Stated task
What is the number of lines containing the string "Principal"? Answer with the number only.

────

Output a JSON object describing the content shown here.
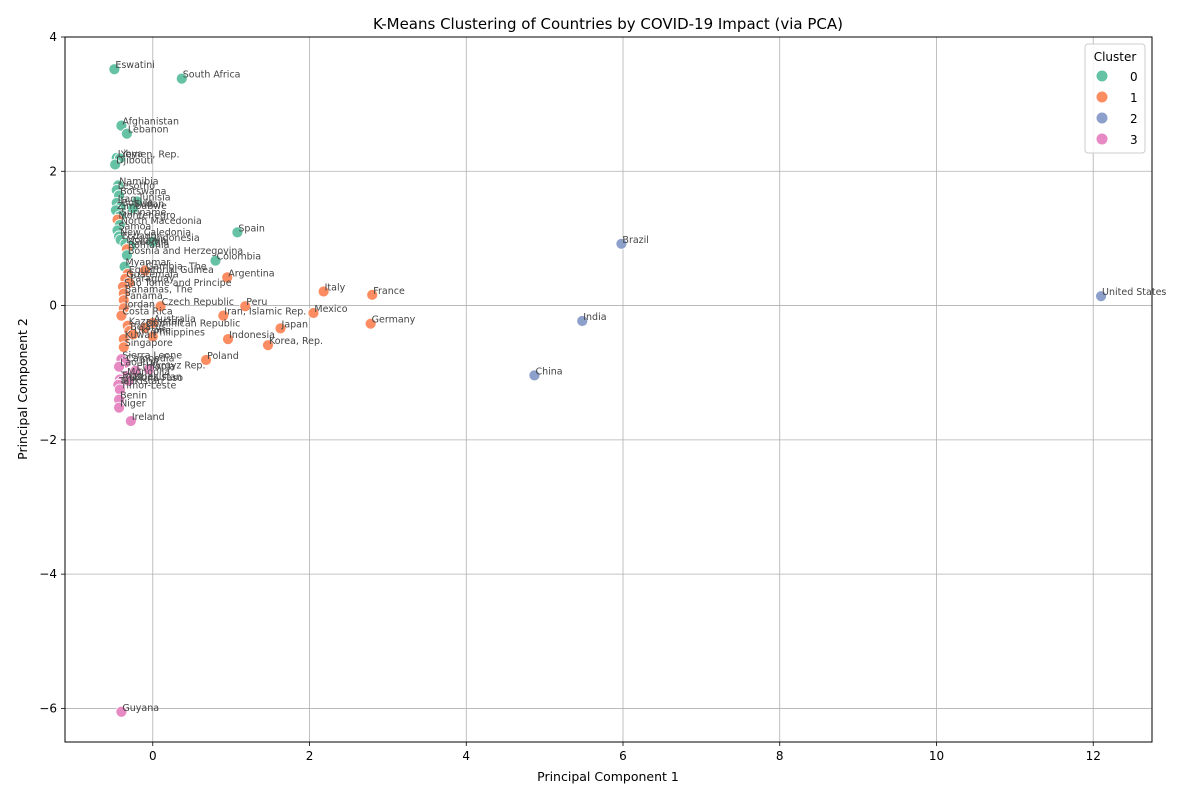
{
  "chart_data": {
    "type": "scatter",
    "title": "K-Means Clustering of Countries by COVID-19 Impact (via PCA)",
    "xlabel": "Principal Component 1",
    "ylabel": "Principal Component 2",
    "xlim": [
      -1.12,
      12.75
    ],
    "ylim": [
      -6.5,
      4.0
    ],
    "xticks": [
      0,
      2,
      4,
      6,
      8,
      10,
      12
    ],
    "yticks": [
      -6,
      -4,
      -2,
      0,
      2,
      4
    ],
    "xtick_labels": [
      "0",
      "2",
      "4",
      "6",
      "8",
      "10",
      "12"
    ],
    "ytick_labels": [
      "−6",
      "−4",
      "−2",
      "0",
      "2",
      "4"
    ],
    "grid": true,
    "legend": {
      "title": "Cluster",
      "placement": "top-right",
      "entries": [
        {
          "label": "0",
          "color": "#66c2a5"
        },
        {
          "label": "1",
          "color": "#fc8d62"
        },
        {
          "label": "2",
          "color": "#8da0cb"
        },
        {
          "label": "3",
          "color": "#e78ac3"
        }
      ]
    },
    "colors": {
      "0": "#66c2a5",
      "1": "#fc8d62",
      "2": "#8da0cb",
      "3": "#e78ac3"
    },
    "points": [
      {
        "name": "Eswatini",
        "x": -0.49,
        "y": 3.52,
        "cluster": 0
      },
      {
        "name": "South Africa",
        "x": 0.37,
        "y": 3.38,
        "cluster": 0
      },
      {
        "name": "Afghanistan",
        "x": -0.4,
        "y": 2.68,
        "cluster": 0
      },
      {
        "name": "Lebanon",
        "x": -0.33,
        "y": 2.56,
        "cluster": 0
      },
      {
        "name": "Libya",
        "x": -0.46,
        "y": 2.2,
        "cluster": 0
      },
      {
        "name": "Yemen, Rep.",
        "x": -0.42,
        "y": 2.19,
        "cluster": 0
      },
      {
        "name": "Djibouti",
        "x": -0.48,
        "y": 2.1,
        "cluster": 0
      },
      {
        "name": "Namibia",
        "x": -0.44,
        "y": 1.79,
        "cluster": 0
      },
      {
        "name": "Lesotho",
        "x": -0.46,
        "y": 1.72,
        "cluster": 0
      },
      {
        "name": "Botswana",
        "x": -0.43,
        "y": 1.64,
        "cluster": 0
      },
      {
        "name": "Tunisia",
        "x": -0.2,
        "y": 1.55,
        "cluster": 0
      },
      {
        "name": "Iraq",
        "x": -0.46,
        "y": 1.53,
        "cluster": 0
      },
      {
        "name": "Bolivia",
        "x": -0.41,
        "y": 1.47,
        "cluster": 0
      },
      {
        "name": "Sudan",
        "x": -0.25,
        "y": 1.45,
        "cluster": 0
      },
      {
        "name": "Zimbabwe",
        "x": -0.47,
        "y": 1.42,
        "cluster": 0
      },
      {
        "name": "Suriname",
        "x": -0.42,
        "y": 1.33,
        "cluster": 0
      },
      {
        "name": "Montenegro",
        "x": -0.45,
        "y": 1.28,
        "cluster": 1
      },
      {
        "name": "North Macedonia",
        "x": -0.42,
        "y": 1.2,
        "cluster": 0
      },
      {
        "name": "Samoa",
        "x": -0.45,
        "y": 1.12,
        "cluster": 0
      },
      {
        "name": "New Caledonia",
        "x": -0.43,
        "y": 1.03,
        "cluster": 0
      },
      {
        "name": "Ecuador",
        "x": -0.41,
        "y": 0.98,
        "cluster": 0
      },
      {
        "name": "Indonesia",
        "x": 0.0,
        "y": 0.95,
        "cluster": 0
      },
      {
        "name": "Moldova",
        "x": -0.35,
        "y": 0.92,
        "cluster": 0
      },
      {
        "name": "Georgia",
        "x": -0.28,
        "y": 0.89,
        "cluster": 0
      },
      {
        "name": "Romania",
        "x": -0.33,
        "y": 0.84,
        "cluster": 1
      },
      {
        "name": "Bosnia and Herzegovina",
        "x": -0.33,
        "y": 0.75,
        "cluster": 0
      },
      {
        "name": "Colombia",
        "x": 0.8,
        "y": 0.67,
        "cluster": 0
      },
      {
        "name": "Myanmar",
        "x": -0.36,
        "y": 0.58,
        "cluster": 0
      },
      {
        "name": "Gambia, The",
        "x": -0.1,
        "y": 0.52,
        "cluster": 1
      },
      {
        "name": "Equatorial Guinea",
        "x": -0.32,
        "y": 0.47,
        "cluster": 1
      },
      {
        "name": "Argentina",
        "x": 0.95,
        "y": 0.42,
        "cluster": 1
      },
      {
        "name": "Guatemala",
        "x": -0.35,
        "y": 0.4,
        "cluster": 1
      },
      {
        "name": "Paraguay",
        "x": -0.3,
        "y": 0.34,
        "cluster": 1
      },
      {
        "name": "Sao Tome and Principe",
        "x": -0.38,
        "y": 0.28,
        "cluster": 1
      },
      {
        "name": "Spain",
        "x": 1.08,
        "y": 1.09,
        "cluster": 0
      },
      {
        "name": "Italy",
        "x": 2.18,
        "y": 0.21,
        "cluster": 1
      },
      {
        "name": "France",
        "x": 2.8,
        "y": 0.16,
        "cluster": 1
      },
      {
        "name": "Bahamas, The",
        "x": -0.37,
        "y": 0.18,
        "cluster": 1
      },
      {
        "name": "Panama",
        "x": -0.37,
        "y": 0.08,
        "cluster": 1
      },
      {
        "name": "Czech Republic",
        "x": 0.1,
        "y": -0.01,
        "cluster": 1
      },
      {
        "name": "Peru",
        "x": 1.18,
        "y": -0.01,
        "cluster": 1
      },
      {
        "name": "Jordan",
        "x": -0.37,
        "y": -0.04,
        "cluster": 1
      },
      {
        "name": "Mexico",
        "x": 2.05,
        "y": -0.11,
        "cluster": 1
      },
      {
        "name": "Iran, Islamic Rep.",
        "x": 0.9,
        "y": -0.15,
        "cluster": 1
      },
      {
        "name": "Costa Rica",
        "x": -0.4,
        "y": -0.15,
        "cluster": 1
      },
      {
        "name": "Germany",
        "x": 2.78,
        "y": -0.27,
        "cluster": 1
      },
      {
        "name": "Australia",
        "x": 0.0,
        "y": -0.26,
        "cluster": 1
      },
      {
        "name": "Kazakhstan",
        "x": -0.32,
        "y": -0.3,
        "cluster": 1
      },
      {
        "name": "Dominican Republic",
        "x": -0.1,
        "y": -0.33,
        "cluster": 1
      },
      {
        "name": "Japan",
        "x": 1.63,
        "y": -0.34,
        "cluster": 1
      },
      {
        "name": "Belarus",
        "x": -0.3,
        "y": -0.38,
        "cluster": 1
      },
      {
        "name": "Ukraine",
        "x": -0.25,
        "y": -0.43,
        "cluster": 1
      },
      {
        "name": "Philippines",
        "x": 0.0,
        "y": -0.46,
        "cluster": 1
      },
      {
        "name": "Indonesia",
        "x": 0.96,
        "y": -0.5,
        "cluster": 1
      },
      {
        "name": "Kuwait",
        "x": -0.37,
        "y": -0.5,
        "cluster": 1
      },
      {
        "name": "Korea, Rep.",
        "x": 1.47,
        "y": -0.59,
        "cluster": 1
      },
      {
        "name": "Singapore",
        "x": -0.37,
        "y": -0.62,
        "cluster": 1
      },
      {
        "name": "Sierra Leone",
        "x": -0.4,
        "y": -0.8,
        "cluster": 3
      },
      {
        "name": "Poland",
        "x": 0.68,
        "y": -0.81,
        "cluster": 1
      },
      {
        "name": "Cambodia",
        "x": -0.35,
        "y": -0.85,
        "cluster": 3
      },
      {
        "name": "Lao PDR",
        "x": -0.43,
        "y": -0.91,
        "cluster": 3
      },
      {
        "name": "Kyrgyz Rep.",
        "x": -0.05,
        "y": -0.95,
        "cluster": 3
      },
      {
        "name": "Ethiopia",
        "x": -0.22,
        "y": -0.97,
        "cluster": 3
      },
      {
        "name": "Mongolia",
        "x": -0.34,
        "y": -1.05,
        "cluster": 3
      },
      {
        "name": "Togo",
        "x": -0.42,
        "y": -1.1,
        "cluster": 3
      },
      {
        "name": "Burkina Faso",
        "x": -0.4,
        "y": -1.14,
        "cluster": 3
      },
      {
        "name": "Uzbekistan",
        "x": -0.31,
        "y": -1.12,
        "cluster": 3
      },
      {
        "name": "Tajikistan",
        "x": -0.44,
        "y": -1.18,
        "cluster": 3
      },
      {
        "name": "Timor-Leste",
        "x": -0.42,
        "y": -1.25,
        "cluster": 3
      },
      {
        "name": "Benin",
        "x": -0.43,
        "y": -1.4,
        "cluster": 3
      },
      {
        "name": "Niger",
        "x": -0.43,
        "y": -1.52,
        "cluster": 3
      },
      {
        "name": "Ireland",
        "x": -0.28,
        "y": -1.72,
        "cluster": 3
      },
      {
        "name": "Guyana",
        "x": -0.4,
        "y": -6.05,
        "cluster": 3
      },
      {
        "name": "Brazil",
        "x": 5.98,
        "y": 0.92,
        "cluster": 2
      },
      {
        "name": "United States",
        "x": 12.1,
        "y": 0.14,
        "cluster": 2
      },
      {
        "name": "India",
        "x": 5.48,
        "y": -0.23,
        "cluster": 2
      },
      {
        "name": "China",
        "x": 4.87,
        "y": -1.04,
        "cluster": 2
      }
    ]
  }
}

────

Result of this exercise
2